### Task instructions
Look through the listing and locate every line containing the word "color"; copy those lines.
━━━━━ Stored data
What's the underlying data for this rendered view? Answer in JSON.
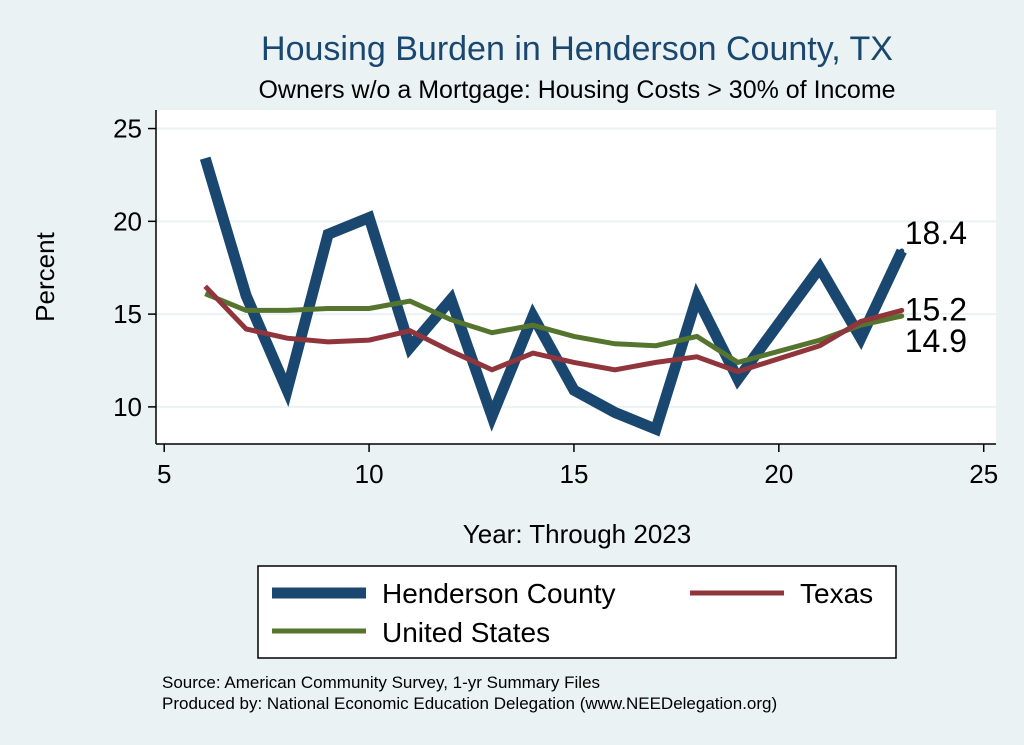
{
  "chart_data": {
    "type": "line",
    "title": "Housing Burden in Henderson County, TX",
    "subtitle": "Owners w/o a Mortgage: Housing Costs > 30% of Income",
    "xlabel": "Year: Through 2023",
    "ylabel": "Percent",
    "xlim": [
      4.8,
      25.3
    ],
    "ylim": [
      8.0,
      26.0
    ],
    "x_ticks": [
      5,
      10,
      15,
      20,
      25
    ],
    "y_ticks": [
      10,
      15,
      20,
      25
    ],
    "grid": true,
    "legend_position": "bottom",
    "series": [
      {
        "name": "Henderson County",
        "color": "#1a476f",
        "x": [
          6,
          7,
          8,
          9,
          10,
          11,
          12,
          13,
          14,
          15,
          16,
          17,
          18,
          19,
          21,
          22,
          23
        ],
        "values": [
          23.4,
          16.0,
          10.9,
          19.3,
          20.2,
          13.2,
          15.8,
          9.5,
          14.9,
          10.9,
          9.7,
          8.8,
          15.9,
          11.5,
          17.5,
          13.7,
          18.4
        ],
        "end_label": "18.4"
      },
      {
        "name": "Texas",
        "color": "#90353b",
        "x": [
          6,
          7,
          8,
          9,
          10,
          11,
          12,
          13,
          14,
          15,
          16,
          17,
          18,
          19,
          21,
          22,
          23
        ],
        "values": [
          16.5,
          14.2,
          13.7,
          13.5,
          13.6,
          14.1,
          13.0,
          12.0,
          12.9,
          12.4,
          12.0,
          12.4,
          12.7,
          11.9,
          13.3,
          14.6,
          15.2
        ],
        "end_label": "15.2"
      },
      {
        "name": "United States",
        "color": "#55752f",
        "x": [
          6,
          7,
          8,
          9,
          10,
          11,
          12,
          13,
          14,
          15,
          16,
          17,
          18,
          19,
          21,
          22,
          23
        ],
        "values": [
          16.1,
          15.2,
          15.2,
          15.3,
          15.3,
          15.7,
          14.7,
          14.0,
          14.4,
          13.8,
          13.4,
          13.3,
          13.8,
          12.4,
          13.6,
          14.4,
          14.9
        ],
        "end_label": "14.9"
      }
    ]
  },
  "legend": {
    "items": [
      "Henderson County",
      "Texas",
      "United States"
    ]
  },
  "notes": {
    "source": "Source: American Community Survey, 1-yr Summary Files",
    "produced": "Produced by: National Economic Education Delegation (www.NEEDelegation.org)"
  }
}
━━━━━━━━━━
### Exercise output
        "color": "#1a476f",
        "color": "#90353b",
        "color": "#55752f",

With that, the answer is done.